'''

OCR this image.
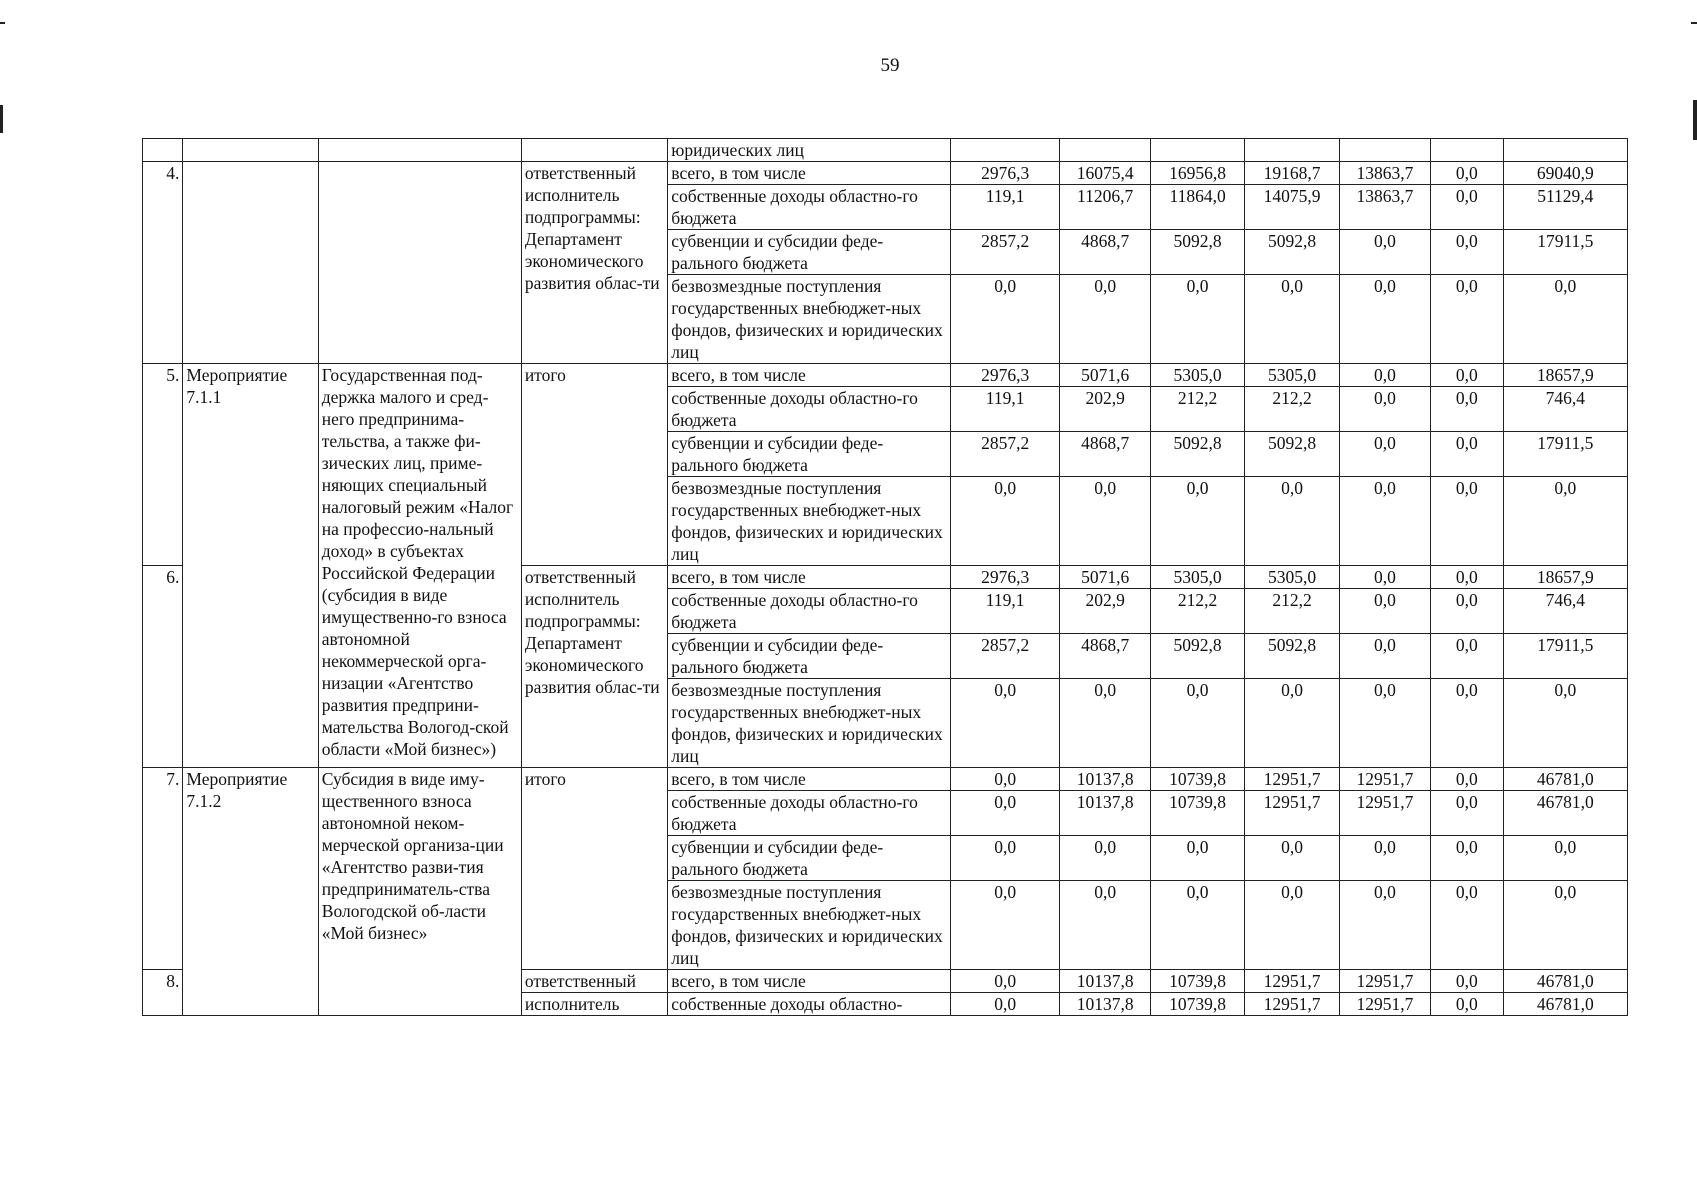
59
				юридических лиц							
4.			ответственный исполнитель подпрограммы: Департамент экономического развития облас-ти	всего, в том числе	2976,3	16075,4	16956,8	19168,7	13863,7	0,0	69040,9
				собственные доходы областно-го бюджета	119,1	11206,7	11864,0	14075,9	13863,7	0,0	51129,4
				субвенции и субсидии феде-рального бюджета	2857,2	4868,7	5092,8	5092,8	0,0	0,0	17911,5
				безвозмездные поступления государственных внебюджет-ных фондов, физических и юридических лиц	0,0	0,0	0,0	0,0	0,0	0,0	0,0
5.	Мероприятие 7.1.1	Государственная под-держка малого и сред-него предпринима-тельства, а также фи-зических лиц, приме-няющих специальный налоговый режим «Налог на профессио-нальный доход» в субъектах Российской Федерации (субсидия в виде имущественно-го взноса автономной некоммерческой орга-низации «Агентство развития предприни-мательства Вологод-ской области «Мой бизнес»)	итого	всего, в том числе	2976,3	5071,6	5305,0	5305,0	0,0	0,0	18657,9
				собственные доходы областно-го бюджета	119,1	202,9	212,2	212,2	0,0	0,0	746,4
				субвенции и субсидии феде-рального бюджета	2857,2	4868,7	5092,8	5092,8	0,0	0,0	17911,5
				безвозмездные поступления государственных внебюджет-ных фондов, физических и юридических лиц	0,0	0,0	0,0	0,0	0,0	0,0	0,0
6.			ответственный исполнитель подпрограммы: Департамент экономического развития облас-ти	всего, в том числе	2976,3	5071,6	5305,0	5305,0	0,0	0,0	18657,9
				собственные доходы областно-го бюджета	119,1	202,9	212,2	212,2	0,0	0,0	746,4
				субвенции и субсидии феде-рального бюджета	2857,2	4868,7	5092,8	5092,8	0,0	0,0	17911,5
				безвозмездные поступления государственных внебюджет-ных фондов, физических и юридических лиц	0,0	0,0	0,0	0,0	0,0	0,0	0,0
7.	Мероприятие 7.1.2	Субсидия в виде иму-щественного взноса автономной неком-мерческой организа-ции «Агентство разви-тия предприниматель-ства Вологодской об-ласти «Мой бизнес»	итого	всего, в том числе	0,0	10137,8	10739,8	12951,7	12951,7	0,0	46781,0
				собственные доходы областно-го бюджета	0,0	10137,8	10739,8	12951,7	12951,7	0,0	46781,0
				субвенции и субсидии феде-рального бюджета	0,0	0,0	0,0	0,0	0,0	0,0	0,0
				безвозмездные поступления государственных внебюджет-ных фондов, физических и юридических лиц	0,0	0,0	0,0	0,0	0,0	0,0	0,0
8.			ответственный	всего, в том числе	0,0	10137,8	10739,8	12951,7	12951,7	0,0	46781,0
			исполнитель	собственные доходы областно-	0,0	10137,8	10739,8	12951,7	12951,7	0,0	46781,0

'''

Stated goal:
Copy out each line word for word, please, skipping the images.

Response below:
OCR this image.
59
				юридических лиц							
4.			ответственный исполнитель подпрограммы: Департамент экономического развития облас-ти	всего, в том числе	2976,3	16075,4	16956,8	19168,7	13863,7	0,0	69040,9
				собственные доходы областно-го бюджета	119,1	11206,7	11864,0	14075,9	13863,7	0,0	51129,4
				субвенции и субсидии феде-рального бюджета	2857,2	4868,7	5092,8	5092,8	0,0	0,0	17911,5
				безвозмездные поступления государственных внебюджет-ных фондов, физических и юридических лиц	0,0	0,0	0,0	0,0	0,0	0,0	0,0
5.	Мероприятие 7.1.1	Государственная под-держка малого и сред-него предпринима-тельства, а также фи-зических лиц, приме-няющих специальный налоговый режим «Налог на профессио-нальный доход» в субъектах Российской Федерации (субсидия в виде имущественно-го взноса автономной некоммерческой орга-низации «Агентство развития предприни-мательства Вологод-ской области «Мой бизнес»)	итого	всего, в том числе	2976,3	5071,6	5305,0	5305,0	0,0	0,0	18657,9
				собственные доходы областно-го бюджета	119,1	202,9	212,2	212,2	0,0	0,0	746,4
				субвенции и субсидии феде-рального бюджета	2857,2	4868,7	5092,8	5092,8	0,0	0,0	17911,5
				безвозмездные поступления государственных внебюджет-ных фондов, физических и юридических лиц	0,0	0,0	0,0	0,0	0,0	0,0	0,0
6.			ответственный исполнитель подпрограммы: Департамент экономического развития облас-ти	всего, в том числе	2976,3	5071,6	5305,0	5305,0	0,0	0,0	18657,9
				собственные доходы областно-го бюджета	119,1	202,9	212,2	212,2	0,0	0,0	746,4
				субвенции и субсидии феде-рального бюджета	2857,2	4868,7	5092,8	5092,8	0,0	0,0	17911,5
				безвозмездные поступления государственных внебюджет-ных фондов, физических и юридических лиц	0,0	0,0	0,0	0,0	0,0	0,0	0,0
7.	Мероприятие 7.1.2	Субсидия в виде иму-щественного взноса автономной неком-мерческой организа-ции «Агентство разви-тия предприниматель-ства Вологодской об-ласти «Мой бизнес»	итого	всего, в том числе	0,0	10137,8	10739,8	12951,7	12951,7	0,0	46781,0
				собственные доходы областно-го бюджета	0,0	10137,8	10739,8	12951,7	12951,7	0,0	46781,0
				субвенции и субсидии феде-рального бюджета	0,0	0,0	0,0	0,0	0,0	0,0	0,0
				безвозмездные поступления государственных внебюджет-ных фондов, физических и юридических лиц	0,0	0,0	0,0	0,0	0,0	0,0	0,0
8.			ответственный	всего, в том числе	0,0	10137,8	10739,8	12951,7	12951,7	0,0	46781,0
			исполнитель	собственные доходы областно-	0,0	10137,8	10739,8	12951,7	12951,7	0,0	46781,0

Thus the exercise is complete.